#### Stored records
==*==

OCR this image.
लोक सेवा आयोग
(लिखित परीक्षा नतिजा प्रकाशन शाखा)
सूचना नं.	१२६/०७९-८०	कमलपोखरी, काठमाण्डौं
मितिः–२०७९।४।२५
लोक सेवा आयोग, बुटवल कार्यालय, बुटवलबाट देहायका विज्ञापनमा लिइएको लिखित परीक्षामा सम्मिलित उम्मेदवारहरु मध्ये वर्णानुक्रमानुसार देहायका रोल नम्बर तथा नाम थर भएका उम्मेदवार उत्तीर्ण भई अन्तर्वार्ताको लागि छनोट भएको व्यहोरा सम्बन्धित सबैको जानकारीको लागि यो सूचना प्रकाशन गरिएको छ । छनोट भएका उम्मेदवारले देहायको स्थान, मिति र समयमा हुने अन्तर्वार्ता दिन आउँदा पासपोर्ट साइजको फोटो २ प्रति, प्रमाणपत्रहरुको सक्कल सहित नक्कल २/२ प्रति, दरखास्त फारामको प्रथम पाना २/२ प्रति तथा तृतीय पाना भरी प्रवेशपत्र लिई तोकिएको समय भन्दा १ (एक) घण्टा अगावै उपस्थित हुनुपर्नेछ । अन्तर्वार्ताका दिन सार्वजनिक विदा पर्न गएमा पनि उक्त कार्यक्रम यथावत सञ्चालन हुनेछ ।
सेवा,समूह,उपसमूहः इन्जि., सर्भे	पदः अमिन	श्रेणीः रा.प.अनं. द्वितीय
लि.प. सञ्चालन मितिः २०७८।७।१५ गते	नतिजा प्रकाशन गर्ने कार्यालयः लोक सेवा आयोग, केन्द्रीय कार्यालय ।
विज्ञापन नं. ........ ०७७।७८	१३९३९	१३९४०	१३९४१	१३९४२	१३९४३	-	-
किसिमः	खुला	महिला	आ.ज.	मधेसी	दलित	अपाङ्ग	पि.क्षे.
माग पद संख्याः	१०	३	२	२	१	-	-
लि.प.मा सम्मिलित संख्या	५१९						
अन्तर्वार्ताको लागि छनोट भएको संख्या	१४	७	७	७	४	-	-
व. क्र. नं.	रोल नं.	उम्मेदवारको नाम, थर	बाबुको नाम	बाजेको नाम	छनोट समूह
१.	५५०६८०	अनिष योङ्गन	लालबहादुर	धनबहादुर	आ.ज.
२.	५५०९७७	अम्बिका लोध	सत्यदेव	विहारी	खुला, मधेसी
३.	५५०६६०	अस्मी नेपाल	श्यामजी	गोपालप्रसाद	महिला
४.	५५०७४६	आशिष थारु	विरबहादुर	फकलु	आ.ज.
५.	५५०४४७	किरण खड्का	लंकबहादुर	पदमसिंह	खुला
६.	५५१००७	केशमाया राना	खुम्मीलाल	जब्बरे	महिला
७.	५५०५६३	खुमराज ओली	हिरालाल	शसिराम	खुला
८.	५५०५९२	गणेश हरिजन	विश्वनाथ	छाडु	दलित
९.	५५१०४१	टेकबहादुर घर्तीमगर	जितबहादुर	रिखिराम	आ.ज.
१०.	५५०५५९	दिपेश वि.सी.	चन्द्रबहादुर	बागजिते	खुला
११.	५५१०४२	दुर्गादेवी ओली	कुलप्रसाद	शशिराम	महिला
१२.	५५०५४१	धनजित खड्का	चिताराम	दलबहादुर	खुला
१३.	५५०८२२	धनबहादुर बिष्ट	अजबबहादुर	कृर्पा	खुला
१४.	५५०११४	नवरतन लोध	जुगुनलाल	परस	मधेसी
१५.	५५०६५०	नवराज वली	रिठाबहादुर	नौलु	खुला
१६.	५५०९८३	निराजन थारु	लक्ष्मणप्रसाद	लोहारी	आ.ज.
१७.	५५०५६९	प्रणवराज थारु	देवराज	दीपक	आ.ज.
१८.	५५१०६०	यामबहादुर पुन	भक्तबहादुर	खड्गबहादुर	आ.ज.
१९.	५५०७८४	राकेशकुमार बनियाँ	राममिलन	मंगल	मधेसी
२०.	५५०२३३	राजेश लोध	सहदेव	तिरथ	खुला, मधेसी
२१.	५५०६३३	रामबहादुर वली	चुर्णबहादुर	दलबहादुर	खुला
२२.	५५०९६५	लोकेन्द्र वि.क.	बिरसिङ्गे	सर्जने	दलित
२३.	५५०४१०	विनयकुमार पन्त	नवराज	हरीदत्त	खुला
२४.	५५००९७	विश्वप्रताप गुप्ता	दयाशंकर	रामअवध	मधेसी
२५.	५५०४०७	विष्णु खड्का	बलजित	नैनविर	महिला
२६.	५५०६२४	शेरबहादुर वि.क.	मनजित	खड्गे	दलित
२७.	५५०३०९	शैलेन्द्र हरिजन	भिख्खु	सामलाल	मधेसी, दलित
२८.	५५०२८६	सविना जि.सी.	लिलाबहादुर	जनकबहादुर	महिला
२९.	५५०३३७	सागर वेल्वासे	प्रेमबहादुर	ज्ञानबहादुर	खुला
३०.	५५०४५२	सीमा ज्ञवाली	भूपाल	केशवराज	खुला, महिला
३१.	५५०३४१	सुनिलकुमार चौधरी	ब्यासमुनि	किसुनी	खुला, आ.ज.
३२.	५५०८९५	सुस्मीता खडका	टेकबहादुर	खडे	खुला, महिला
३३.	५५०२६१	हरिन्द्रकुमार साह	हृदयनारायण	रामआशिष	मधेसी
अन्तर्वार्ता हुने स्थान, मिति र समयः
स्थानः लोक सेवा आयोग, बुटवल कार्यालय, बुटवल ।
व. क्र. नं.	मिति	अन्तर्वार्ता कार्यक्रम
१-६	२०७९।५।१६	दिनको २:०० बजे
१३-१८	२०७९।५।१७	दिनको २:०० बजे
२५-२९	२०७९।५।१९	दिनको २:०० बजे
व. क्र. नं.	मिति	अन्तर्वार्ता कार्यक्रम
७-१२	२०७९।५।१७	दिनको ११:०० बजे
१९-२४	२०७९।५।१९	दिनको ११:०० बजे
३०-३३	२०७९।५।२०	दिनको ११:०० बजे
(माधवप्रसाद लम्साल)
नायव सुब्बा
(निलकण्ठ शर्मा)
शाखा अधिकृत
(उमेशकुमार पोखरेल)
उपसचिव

==*==

#### Exercise goal
Reproduce the records in full, exactly as written.

#### Complete answer
OCR this image.
लोक सेवा आयोग
(लिखित परीक्षा नतिजा प्रकाशन शाखा)
सूचना नं.	१२६/०७९-८०	कमलपोखरी, काठमाण्डौं
मितिः–२०७९।४।२५
लोक सेवा आयोग, बुटवल कार्यालय, बुटवलबाट देहायका विज्ञापनमा लिइएको लिखित परीक्षामा सम्मिलित उम्मेदवारहरु मध्ये वर्णानुक्रमानुसार देहायका रोल नम्बर तथा नाम थर भएका उम्मेदवार उत्तीर्ण भई अन्तर्वार्ताको लागि छनोट भएको व्यहोरा सम्बन्धित सबैको जानकारीको लागि यो सूचना प्रकाशन गरिएको छ । छनोट भएका उम्मेदवारले देहायको स्थान, मिति र समयमा हुने अन्तर्वार्ता दिन आउँदा पासपोर्ट साइजको फोटो २ प्रति, प्रमाणपत्रहरुको सक्कल सहित नक्कल २/२ प्रति, दरखास्त फारामको प्रथम पाना २/२ प्रति तथा तृतीय पाना भरी प्रवेशपत्र लिई तोकिएको समय भन्दा १ (एक) घण्टा अगावै उपस्थित हुनुपर्नेछ । अन्तर्वार्ताका दिन सार्वजनिक विदा पर्न गएमा पनि उक्त कार्यक्रम यथावत सञ्चालन हुनेछ ।
सेवा,समूह,उपसमूहः इन्जि., सर्भे	पदः अमिन	श्रेणीः रा.प.अनं. द्वितीय
लि.प. सञ्चालन मितिः २०७८।७।१५ गते	नतिजा प्रकाशन गर्ने कार्यालयः लोक सेवा आयोग, केन्द्रीय कार्यालय ।
विज्ञापन नं. ........ ०७७।७८	१३९३९	१३९४०	१३९४१	१३९४२	१३९४३	-	-
किसिमः	खुला	महिला	आ.ज.	मधेसी	दलित	अपाङ्ग	पि.क्षे.
माग पद संख्याः	१०	३	२	२	१	-	-
लि.प.मा सम्मिलित संख्या	५१९						
अन्तर्वार्ताको लागि छनोट भएको संख्या	१४	७	७	७	४	-	-
व. क्र. नं.	रोल नं.	उम्मेदवारको नाम, थर	बाबुको नाम	बाजेको नाम	छनोट समूह
१.	५५०६८०	अनिष योङ्गन	लालबहादुर	धनबहादुर	आ.ज.
२.	५५०९७७	अम्बिका लोध	सत्यदेव	विहारी	खुला, मधेसी
३.	५५०६६०	अस्मी नेपाल	श्यामजी	गोपालप्रसाद	महिला
४.	५५०७४६	आशिष थारु	विरबहादुर	फकलु	आ.ज.
५.	५५०४४७	किरण खड्का	लंकबहादुर	पदमसिंह	खुला
६.	५५१००७	केशमाया राना	खुम्मीलाल	जब्बरे	महिला
७.	५५०५६३	खुमराज ओली	हिरालाल	शसिराम	खुला
८.	५५०५९२	गणेश हरिजन	विश्वनाथ	छाडु	दलित
९.	५५१०४१	टेकबहादुर घर्तीमगर	जितबहादुर	रिखिराम	आ.ज.
१०.	५५०५५९	दिपेश वि.सी.	चन्द्रबहादुर	बागजिते	खुला
११.	५५१०४२	दुर्गादेवी ओली	कुलप्रसाद	शशिराम	महिला
१२.	५५०५४१	धनजित खड्का	चिताराम	दलबहादुर	खुला
१३.	५५०८२२	धनबहादुर बिष्ट	अजबबहादुर	कृर्पा	खुला
१४.	५५०११४	नवरतन लोध	जुगुनलाल	परस	मधेसी
१५.	५५०६५०	नवराज वली	रिठाबहादुर	नौलु	खुला
१६.	५५०९८३	निराजन थारु	लक्ष्मणप्रसाद	लोहारी	आ.ज.
१७.	५५०५६९	प्रणवराज थारु	देवराज	दीपक	आ.ज.
१८.	५५१०६०	यामबहादुर पुन	भक्तबहादुर	खड्गबहादुर	आ.ज.
१९.	५५०७८४	राकेशकुमार बनियाँ	राममिलन	मंगल	मधेसी
२०.	५५०२३३	राजेश लोध	सहदेव	तिरथ	खुला, मधेसी
२१.	५५०६३३	रामबहादुर वली	चुर्णबहादुर	दलबहादुर	खुला
२२.	५५०९६५	लोकेन्द्र वि.क.	बिरसिङ्गे	सर्जने	दलित
२३.	५५०४१०	विनयकुमार पन्त	नवराज	हरीदत्त	खुला
२४.	५५००९७	विश्वप्रताप गुप्ता	दयाशंकर	रामअवध	मधेसी
२५.	५५०४०७	विष्णु खड्का	बलजित	नैनविर	महिला
२६.	५५०६२४	शेरबहादुर वि.क.	मनजित	खड्गे	दलित
२७.	५५०३०९	शैलेन्द्र हरिजन	भिख्खु	सामलाल	मधेसी, दलित
२८.	५५०२८६	सविना जि.सी.	लिलाबहादुर	जनकबहादुर	महिला
२९.	५५०३३७	सागर वेल्वासे	प्रेमबहादुर	ज्ञानबहादुर	खुला
३०.	५५०४५२	सीमा ज्ञवाली	भूपाल	केशवराज	खुला, महिला
३१.	५५०३४१	सुनिलकुमार चौधरी	ब्यासमुनि	किसुनी	खुला, आ.ज.
३२.	५५०८९५	सुस्मीता खडका	टेकबहादुर	खडे	खुला, महिला
३३.	५५०२६१	हरिन्द्रकुमार साह	हृदयनारायण	रामआशिष	मधेसी
अन्तर्वार्ता हुने स्थान, मिति र समयः
स्थानः लोक सेवा आयोग, बुटवल कार्यालय, बुटवल ।
व. क्र. नं.	मिति	अन्तर्वार्ता कार्यक्रम
१-६	२०७९।५।१६	दिनको २:०० बजे
१३-१८	२०७९।५।१७	दिनको २:०० बजे
२५-२९	२०७९।५।१९	दिनको २:०० बजे
व. क्र. नं.	मिति	अन्तर्वार्ता कार्यक्रम
७-१२	२०७९।५।१७	दिनको ११:०० बजे
१९-२४	२०७९।५।१९	दिनको ११:०० बजे
३०-३३	२०७९।५।२०	दिनको ११:०० बजे
(माधवप्रसाद लम्साल)
नायव सुब्बा
(निलकण्ठ शर्मा)
शाखा अधिकृत
(उमेशकुमार पोखरेल)
उपसचिव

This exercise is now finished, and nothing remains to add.